> [RECORDS SHOWN]
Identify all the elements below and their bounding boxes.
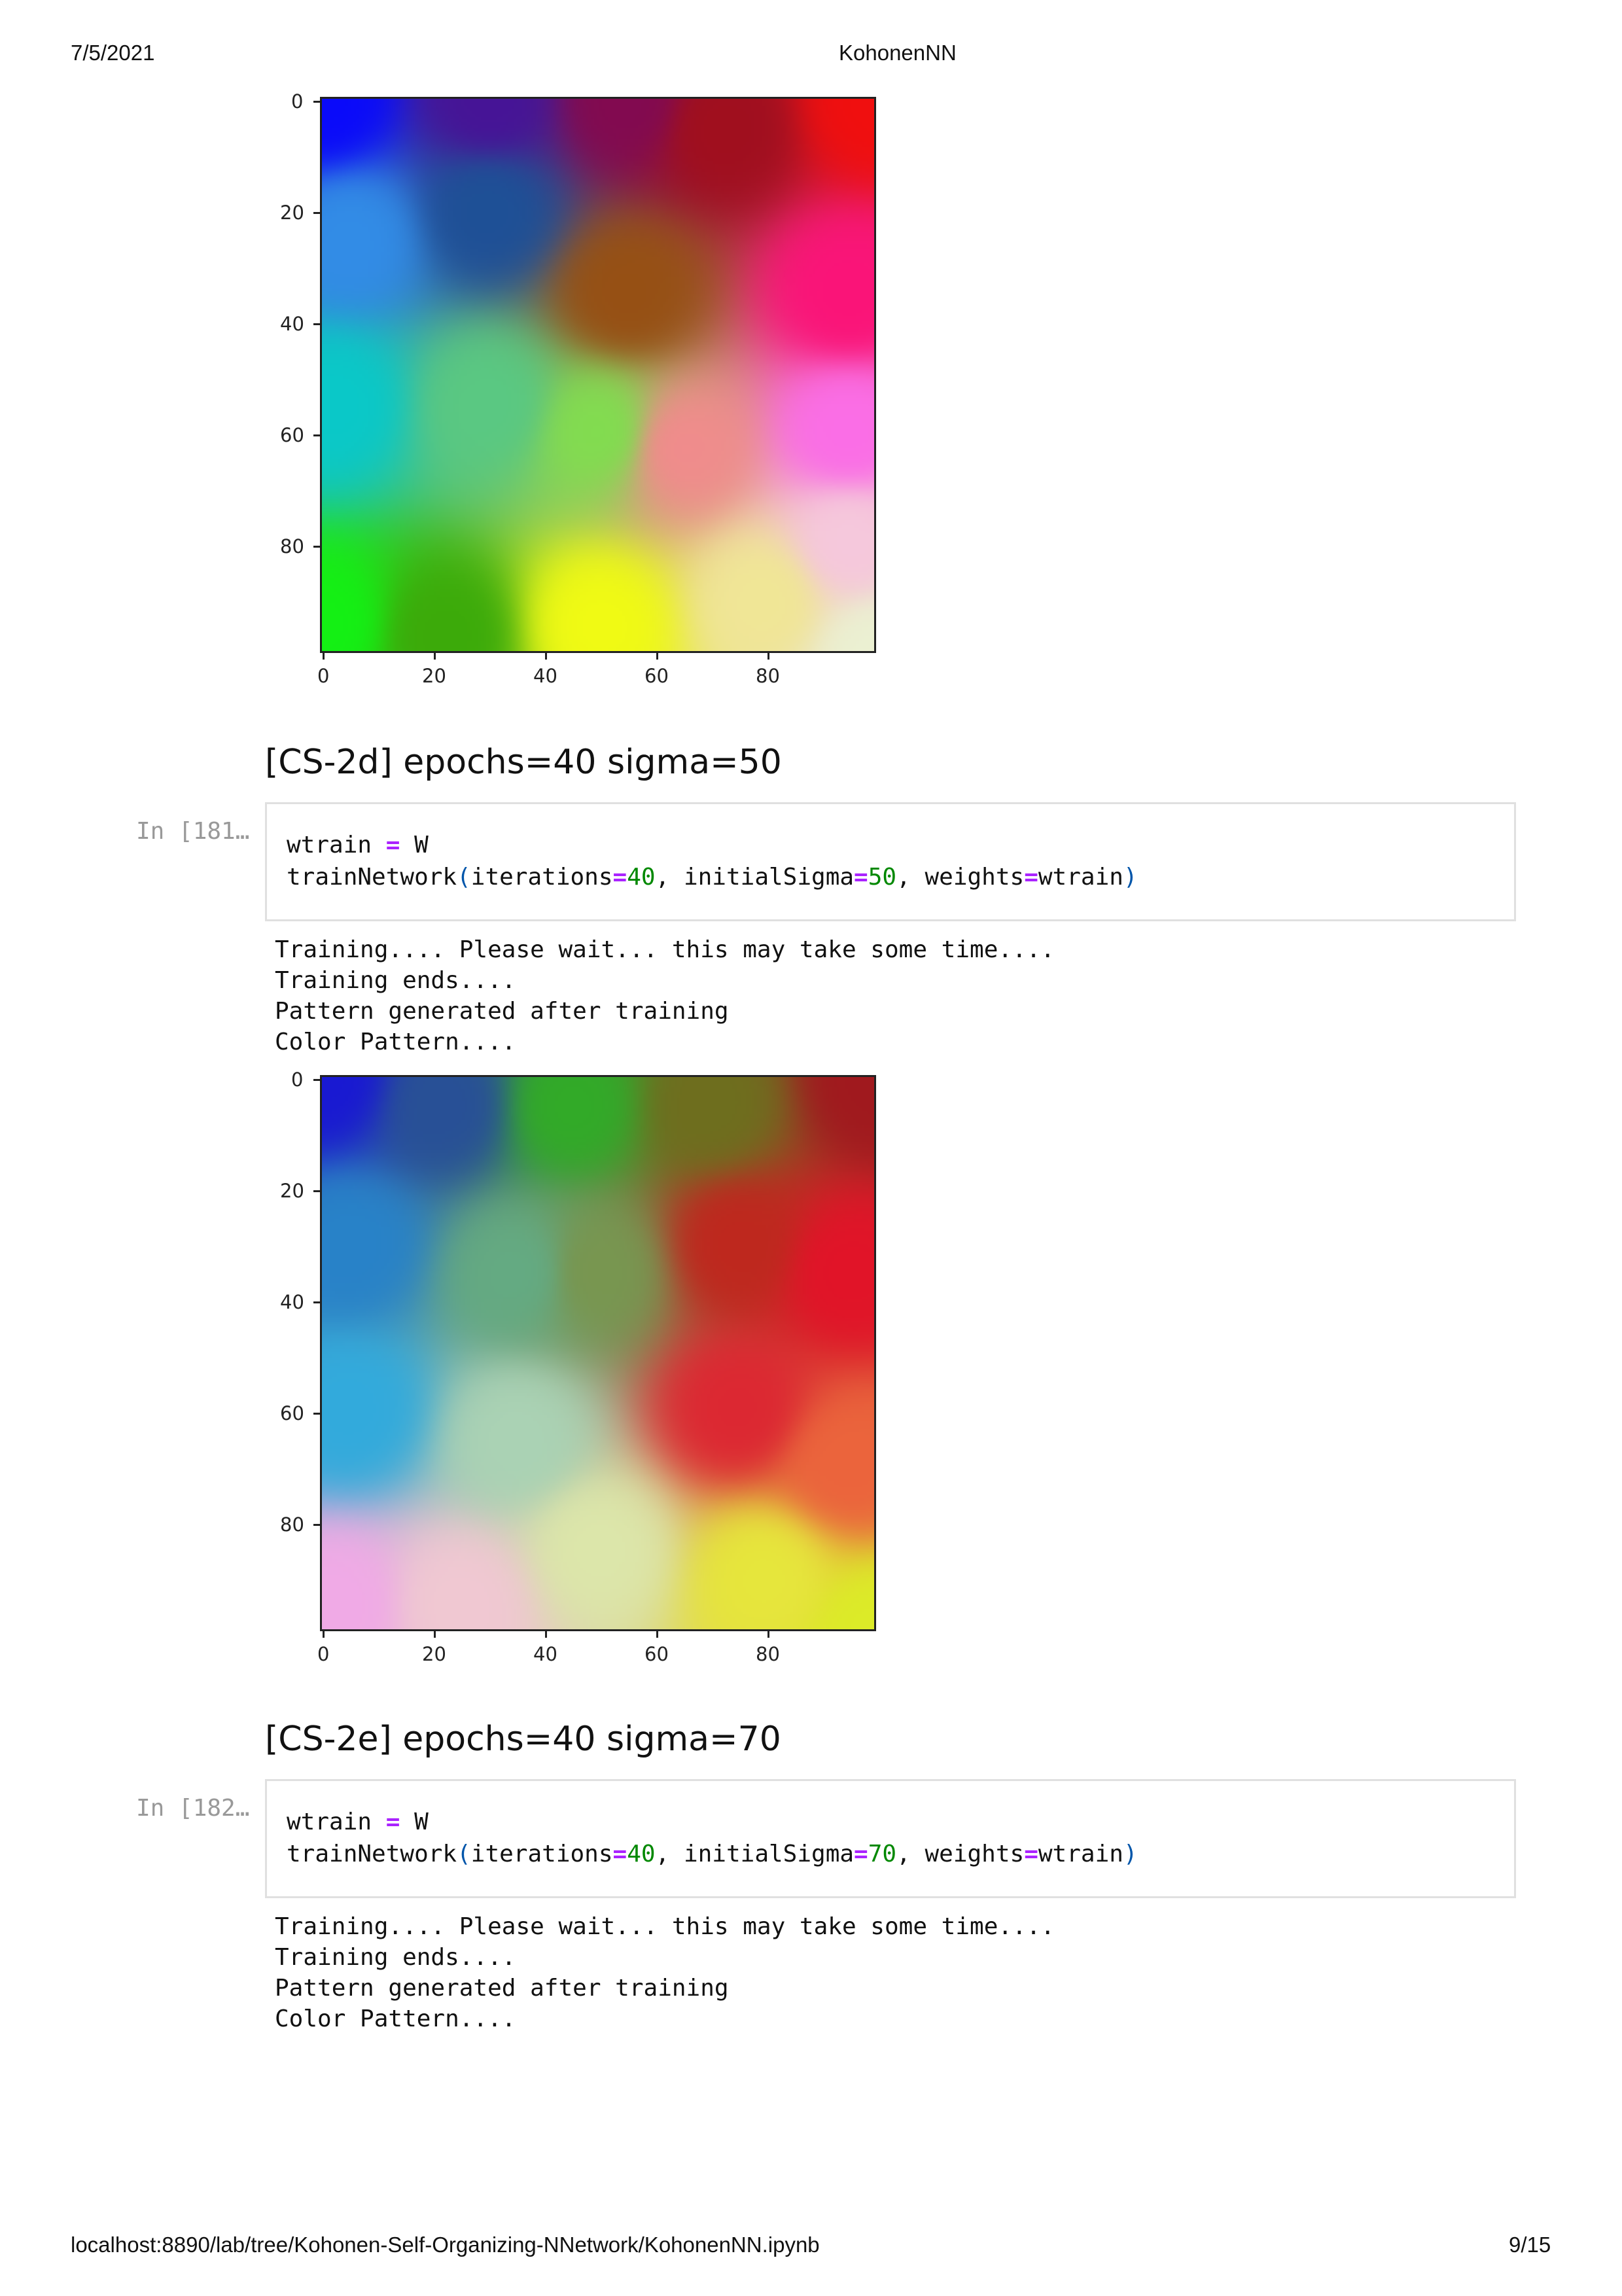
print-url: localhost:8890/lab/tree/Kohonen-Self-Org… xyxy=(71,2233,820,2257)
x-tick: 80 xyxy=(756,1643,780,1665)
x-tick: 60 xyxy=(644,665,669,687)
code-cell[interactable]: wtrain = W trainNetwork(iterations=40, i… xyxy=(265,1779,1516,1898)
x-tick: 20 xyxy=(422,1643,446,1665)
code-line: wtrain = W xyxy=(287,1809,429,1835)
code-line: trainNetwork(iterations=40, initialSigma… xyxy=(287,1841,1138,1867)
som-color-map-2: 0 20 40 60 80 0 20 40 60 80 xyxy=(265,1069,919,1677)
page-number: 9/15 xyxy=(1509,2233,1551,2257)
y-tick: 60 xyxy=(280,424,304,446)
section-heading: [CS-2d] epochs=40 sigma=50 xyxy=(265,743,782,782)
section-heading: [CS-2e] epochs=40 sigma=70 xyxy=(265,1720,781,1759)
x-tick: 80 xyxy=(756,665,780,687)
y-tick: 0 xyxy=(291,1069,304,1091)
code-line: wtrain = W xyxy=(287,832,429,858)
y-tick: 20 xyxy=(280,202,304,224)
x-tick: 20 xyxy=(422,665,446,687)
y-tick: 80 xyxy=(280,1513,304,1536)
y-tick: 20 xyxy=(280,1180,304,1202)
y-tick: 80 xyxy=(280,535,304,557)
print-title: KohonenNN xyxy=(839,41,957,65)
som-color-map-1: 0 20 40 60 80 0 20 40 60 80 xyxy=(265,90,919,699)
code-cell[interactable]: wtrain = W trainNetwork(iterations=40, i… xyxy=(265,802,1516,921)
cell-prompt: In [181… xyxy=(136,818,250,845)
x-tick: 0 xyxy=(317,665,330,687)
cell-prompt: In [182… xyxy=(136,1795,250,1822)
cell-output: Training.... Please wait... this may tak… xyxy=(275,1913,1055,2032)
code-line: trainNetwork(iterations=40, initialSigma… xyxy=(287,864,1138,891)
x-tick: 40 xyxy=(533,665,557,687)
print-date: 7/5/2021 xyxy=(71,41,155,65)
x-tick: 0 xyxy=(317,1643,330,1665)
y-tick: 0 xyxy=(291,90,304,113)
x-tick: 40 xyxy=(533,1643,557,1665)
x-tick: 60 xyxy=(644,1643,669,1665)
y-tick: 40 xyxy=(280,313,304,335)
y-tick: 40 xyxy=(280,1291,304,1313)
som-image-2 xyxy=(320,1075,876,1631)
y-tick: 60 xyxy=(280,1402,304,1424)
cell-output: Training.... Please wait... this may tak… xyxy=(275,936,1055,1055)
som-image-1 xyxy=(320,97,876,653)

* * *

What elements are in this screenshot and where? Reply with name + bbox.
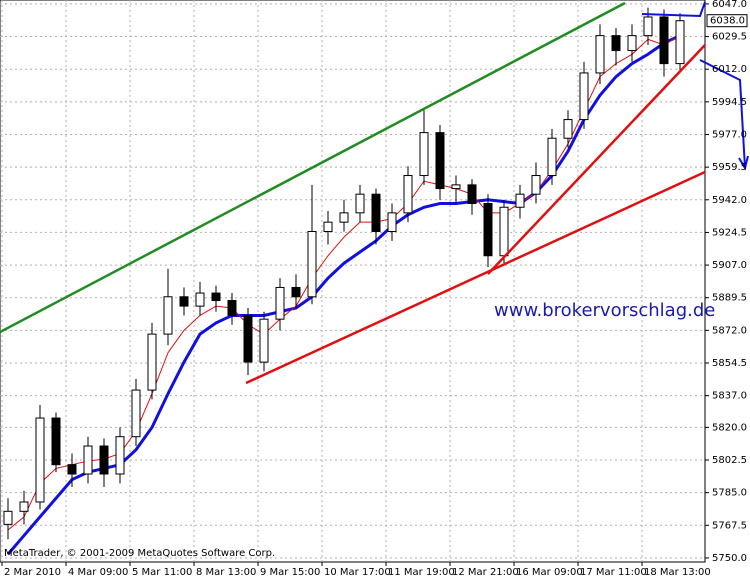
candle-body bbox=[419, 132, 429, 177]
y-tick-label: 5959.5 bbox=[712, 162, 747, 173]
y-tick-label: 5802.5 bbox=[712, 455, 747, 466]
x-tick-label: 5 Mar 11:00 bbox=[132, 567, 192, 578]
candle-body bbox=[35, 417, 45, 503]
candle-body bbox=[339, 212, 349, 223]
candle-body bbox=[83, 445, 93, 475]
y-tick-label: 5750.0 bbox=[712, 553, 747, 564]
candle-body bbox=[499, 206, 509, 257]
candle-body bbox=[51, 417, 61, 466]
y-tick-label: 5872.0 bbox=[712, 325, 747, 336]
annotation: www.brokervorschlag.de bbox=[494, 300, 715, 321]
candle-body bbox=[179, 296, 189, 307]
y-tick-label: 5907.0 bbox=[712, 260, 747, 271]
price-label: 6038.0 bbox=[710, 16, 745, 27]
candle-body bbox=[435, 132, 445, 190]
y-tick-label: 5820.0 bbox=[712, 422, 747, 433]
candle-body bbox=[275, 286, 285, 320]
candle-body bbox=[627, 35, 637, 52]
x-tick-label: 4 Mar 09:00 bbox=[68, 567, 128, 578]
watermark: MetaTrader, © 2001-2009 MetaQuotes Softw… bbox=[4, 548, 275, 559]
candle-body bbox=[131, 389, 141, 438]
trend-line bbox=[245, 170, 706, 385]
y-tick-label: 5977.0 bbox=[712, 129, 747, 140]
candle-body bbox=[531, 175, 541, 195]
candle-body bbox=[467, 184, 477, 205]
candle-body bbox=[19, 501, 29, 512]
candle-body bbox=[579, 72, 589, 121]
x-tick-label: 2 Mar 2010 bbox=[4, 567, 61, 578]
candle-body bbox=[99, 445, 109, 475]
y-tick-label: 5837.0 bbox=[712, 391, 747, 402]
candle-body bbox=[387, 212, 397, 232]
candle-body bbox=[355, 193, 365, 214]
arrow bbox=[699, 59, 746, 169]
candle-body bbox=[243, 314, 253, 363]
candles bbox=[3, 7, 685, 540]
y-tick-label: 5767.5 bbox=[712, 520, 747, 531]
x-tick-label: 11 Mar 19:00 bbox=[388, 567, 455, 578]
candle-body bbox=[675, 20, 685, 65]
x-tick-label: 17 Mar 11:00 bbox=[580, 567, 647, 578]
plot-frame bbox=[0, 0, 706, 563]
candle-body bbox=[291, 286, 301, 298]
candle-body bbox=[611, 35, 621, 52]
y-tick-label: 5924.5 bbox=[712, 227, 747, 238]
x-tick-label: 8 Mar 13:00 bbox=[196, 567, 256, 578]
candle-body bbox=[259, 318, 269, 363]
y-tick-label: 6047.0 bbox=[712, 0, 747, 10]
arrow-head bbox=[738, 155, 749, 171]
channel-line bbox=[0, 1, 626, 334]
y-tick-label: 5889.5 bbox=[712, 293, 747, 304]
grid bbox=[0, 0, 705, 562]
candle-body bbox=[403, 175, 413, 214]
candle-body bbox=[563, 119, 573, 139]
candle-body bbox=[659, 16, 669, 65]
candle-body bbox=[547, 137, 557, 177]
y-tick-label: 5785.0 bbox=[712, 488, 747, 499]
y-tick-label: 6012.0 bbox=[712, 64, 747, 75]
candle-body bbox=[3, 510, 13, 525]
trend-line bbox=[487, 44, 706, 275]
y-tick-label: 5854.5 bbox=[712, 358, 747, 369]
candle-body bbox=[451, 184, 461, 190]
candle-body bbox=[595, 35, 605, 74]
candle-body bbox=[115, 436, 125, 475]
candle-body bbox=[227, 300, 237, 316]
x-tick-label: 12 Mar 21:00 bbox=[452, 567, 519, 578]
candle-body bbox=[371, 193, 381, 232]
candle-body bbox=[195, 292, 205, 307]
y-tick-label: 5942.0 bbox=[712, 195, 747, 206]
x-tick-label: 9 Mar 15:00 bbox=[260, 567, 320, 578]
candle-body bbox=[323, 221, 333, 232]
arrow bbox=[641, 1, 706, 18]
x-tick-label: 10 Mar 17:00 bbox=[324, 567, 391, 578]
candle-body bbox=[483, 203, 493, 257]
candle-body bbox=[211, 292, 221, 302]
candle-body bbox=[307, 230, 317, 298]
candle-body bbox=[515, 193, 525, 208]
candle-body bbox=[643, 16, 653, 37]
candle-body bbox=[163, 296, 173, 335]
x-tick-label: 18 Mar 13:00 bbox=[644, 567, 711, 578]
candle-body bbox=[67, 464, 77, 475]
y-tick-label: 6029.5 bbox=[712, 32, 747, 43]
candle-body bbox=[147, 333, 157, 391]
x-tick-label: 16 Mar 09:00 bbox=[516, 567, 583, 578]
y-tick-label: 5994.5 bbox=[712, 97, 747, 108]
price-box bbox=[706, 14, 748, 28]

> [GOAL]
Reproduce the records verbatim from the line with "candle-body bbox=[419, 132, 429, 177]" to the line with "arrow bbox=[699, 59, 746, 169]", including both of those lines.

> [SOLUTION TO THIS PROBLEM]
candle-body bbox=[419, 132, 429, 177]
y-tick-label: 5959.5 bbox=[712, 162, 747, 173]
y-tick-label: 5802.5 bbox=[712, 455, 747, 466]
x-tick-label: 5 Mar 11:00 bbox=[132, 567, 192, 578]
candle-body bbox=[35, 417, 45, 503]
candle-body bbox=[339, 212, 349, 223]
candle-body bbox=[83, 445, 93, 475]
y-tick-label: 5750.0 bbox=[712, 553, 747, 564]
candle-body bbox=[499, 206, 509, 257]
candle-body bbox=[51, 417, 61, 466]
y-tick-label: 5872.0 bbox=[712, 325, 747, 336]
annotation: www.brokervorschlag.de bbox=[494, 300, 715, 321]
candle-body bbox=[179, 296, 189, 307]
y-tick-label: 5907.0 bbox=[712, 260, 747, 271]
price-label: 6038.0 bbox=[710, 16, 745, 27]
candle-body bbox=[435, 132, 445, 190]
y-tick-label: 5820.0 bbox=[712, 422, 747, 433]
candle-body bbox=[275, 286, 285, 320]
candle-body bbox=[627, 35, 637, 52]
x-tick-label: 4 Mar 09:00 bbox=[68, 567, 128, 578]
watermark: MetaTrader, © 2001-2009 MetaQuotes Softw… bbox=[4, 548, 275, 559]
candle-body bbox=[131, 389, 141, 438]
trend-line bbox=[245, 170, 706, 385]
y-tick-label: 5977.0 bbox=[712, 129, 747, 140]
candle-body bbox=[531, 175, 541, 195]
candle-body bbox=[467, 184, 477, 205]
candle-body bbox=[19, 501, 29, 512]
candle-body bbox=[579, 72, 589, 121]
x-tick-label: 2 Mar 2010 bbox=[4, 567, 61, 578]
candle-body bbox=[99, 445, 109, 475]
y-tick-label: 5837.0 bbox=[712, 391, 747, 402]
candle-body bbox=[387, 212, 397, 232]
candle-body bbox=[355, 193, 365, 214]
arrow bbox=[699, 59, 746, 169]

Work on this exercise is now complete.